## Dataset items
※ ※ ※
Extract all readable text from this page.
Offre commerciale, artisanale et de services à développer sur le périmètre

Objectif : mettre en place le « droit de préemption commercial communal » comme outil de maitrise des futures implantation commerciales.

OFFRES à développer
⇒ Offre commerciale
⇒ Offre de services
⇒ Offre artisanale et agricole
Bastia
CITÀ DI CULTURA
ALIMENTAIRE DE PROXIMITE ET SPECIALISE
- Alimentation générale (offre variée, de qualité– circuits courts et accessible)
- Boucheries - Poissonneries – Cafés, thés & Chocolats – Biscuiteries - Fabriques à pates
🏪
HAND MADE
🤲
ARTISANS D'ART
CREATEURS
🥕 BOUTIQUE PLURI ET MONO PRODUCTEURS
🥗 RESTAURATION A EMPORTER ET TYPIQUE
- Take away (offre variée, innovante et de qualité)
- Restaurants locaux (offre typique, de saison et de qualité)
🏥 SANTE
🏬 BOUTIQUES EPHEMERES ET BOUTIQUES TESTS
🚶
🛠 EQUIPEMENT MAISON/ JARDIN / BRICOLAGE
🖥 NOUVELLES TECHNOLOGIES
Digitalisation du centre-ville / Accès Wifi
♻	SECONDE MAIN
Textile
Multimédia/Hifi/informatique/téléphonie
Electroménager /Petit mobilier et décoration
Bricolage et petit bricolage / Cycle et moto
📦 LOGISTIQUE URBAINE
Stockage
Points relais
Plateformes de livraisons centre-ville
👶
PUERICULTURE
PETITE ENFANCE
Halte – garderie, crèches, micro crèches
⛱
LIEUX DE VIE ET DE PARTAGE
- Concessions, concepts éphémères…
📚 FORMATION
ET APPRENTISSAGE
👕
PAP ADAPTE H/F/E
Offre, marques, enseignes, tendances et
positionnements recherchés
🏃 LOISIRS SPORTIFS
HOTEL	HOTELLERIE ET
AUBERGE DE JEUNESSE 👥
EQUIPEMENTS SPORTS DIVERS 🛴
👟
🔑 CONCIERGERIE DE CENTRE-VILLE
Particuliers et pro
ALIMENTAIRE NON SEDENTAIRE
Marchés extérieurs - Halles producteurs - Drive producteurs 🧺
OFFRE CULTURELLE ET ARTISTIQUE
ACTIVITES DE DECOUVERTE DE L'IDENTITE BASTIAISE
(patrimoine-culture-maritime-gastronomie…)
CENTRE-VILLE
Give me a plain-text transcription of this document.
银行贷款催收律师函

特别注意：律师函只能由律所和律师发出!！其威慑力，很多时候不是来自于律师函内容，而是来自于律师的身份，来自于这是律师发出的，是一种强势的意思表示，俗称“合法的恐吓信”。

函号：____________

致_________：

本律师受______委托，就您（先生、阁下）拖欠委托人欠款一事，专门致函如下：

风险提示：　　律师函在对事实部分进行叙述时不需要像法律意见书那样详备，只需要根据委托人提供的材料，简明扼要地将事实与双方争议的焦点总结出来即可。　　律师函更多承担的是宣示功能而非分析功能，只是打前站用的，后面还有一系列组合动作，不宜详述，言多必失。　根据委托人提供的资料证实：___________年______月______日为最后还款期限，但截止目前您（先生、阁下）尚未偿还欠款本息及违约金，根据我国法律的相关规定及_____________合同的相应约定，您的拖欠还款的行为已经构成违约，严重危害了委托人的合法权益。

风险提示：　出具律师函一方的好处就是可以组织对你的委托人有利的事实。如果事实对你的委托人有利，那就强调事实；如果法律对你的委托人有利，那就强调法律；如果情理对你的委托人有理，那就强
※ ※ ※
The records above should be returned exactly.

## The reply
Extract all readable text from this page.
Offre commerciale, artisanale et de services à développer sur le périmètre

Objectif : mettre en place le « droit de préemption commercial communal » comme outil de maitrise des futures implantation commerciales.

OFFRES à développer
⇒ Offre commerciale
⇒ Offre de services
⇒ Offre artisanale et agricole
Bastia
CITÀ DI CULTURA
ALIMENTAIRE DE PROXIMITE ET SPECIALISE
- Alimentation générale (offre variée, de qualité– circuits courts et accessible)
- Boucheries - Poissonneries – Cafés, thés & Chocolats – Biscuiteries - Fabriques à pates
🏪
HAND MADE
🤲
ARTISANS D'ART
CREATEURS
🥕 BOUTIQUE PLURI ET MONO PRODUCTEURS
🥗 RESTAURATION A EMPORTER ET TYPIQUE
- Take away (offre variée, innovante et de qualité)
- Restaurants locaux (offre typique, de saison et de qualité)
🏥 SANTE
🏬 BOUTIQUES EPHEMERES ET BOUTIQUES TESTS
🚶
🛠 EQUIPEMENT MAISON/ JARDIN / BRICOLAGE
🖥 NOUVELLES TECHNOLOGIES
Digitalisation du centre-ville / Accès Wifi
♻	SECONDE MAIN
Textile
Multimédia/Hifi/informatique/téléphonie
Electroménager /Petit mobilier et décoration
Bricolage et petit bricolage / Cycle et moto
📦 LOGISTIQUE URBAINE
Stockage
Points relais
Plateformes de livraisons centre-ville
👶
PUERICULTURE
PETITE ENFANCE
Halte – garderie, crèches, micro crèches
⛱
LIEUX DE VIE ET DE PARTAGE
- Concessions, concepts éphémères…
📚 FORMATION
ET APPRENTISSAGE
👕
PAP ADAPTE H/F/E
Offre, marques, enseignes, tendances et
positionnements recherchés
🏃 LOISIRS SPORTIFS
HOTEL	HOTELLERIE ET
AUBERGE DE JEUNESSE 👥
EQUIPEMENTS SPORTS DIVERS 🛴
👟
🔑 CONCIERGERIE DE CENTRE-VILLE
Particuliers et pro
ALIMENTAIRE NON SEDENTAIRE
Marchés extérieurs - Halles producteurs - Drive producteurs 🧺
OFFRE CULTURELLE ET ARTISTIQUE
ACTIVITES DE DECOUVERTE DE L'IDENTITE BASTIAISE
(patrimoine-culture-maritime-gastronomie…)
CENTRE-VILLE
Give me a plain-text transcription of this document.
银行贷款催收律师函

特别注意：律师函只能由律所和律师发出!！其威慑力，很多时候不是来自于律师函内容，而是来自于律师的身份，来自于这是律师发出的，是一种强势的意思表示，俗称“合法的恐吓信”。

函号：____________

致_________：

本律师受______委托，就您（先生、阁下）拖欠委托人欠款一事，专门致函如下：

风险提示：　　律师函在对事实部分进行叙述时不需要像法律意见书那样详备，只需要根据委托人提供的材料，简明扼要地将事实与双方争议的焦点总结出来即可。　　律师函更多承担的是宣示功能而非分析功能，只是打前站用的，后面还有一系列组合动作，不宜详述，言多必失。　根据委托人提供的资料证实：___________年______月______日为最后还款期限，但截止目前您（先生、阁下）尚未偿还欠款本息及违约金，根据我国法律的相关规定及_____________合同的相应约定，您的拖欠还款的行为已经构成违约，严重危害了委托人的合法权益。

风险提示：　出具律师函一方的好处就是可以组织对你的委托人有利的事实。如果事实对你的委托人有利，那就强调事实；如果法律对你的委托人有利，那就强调法律；如果情理对你的委托人有理，那就强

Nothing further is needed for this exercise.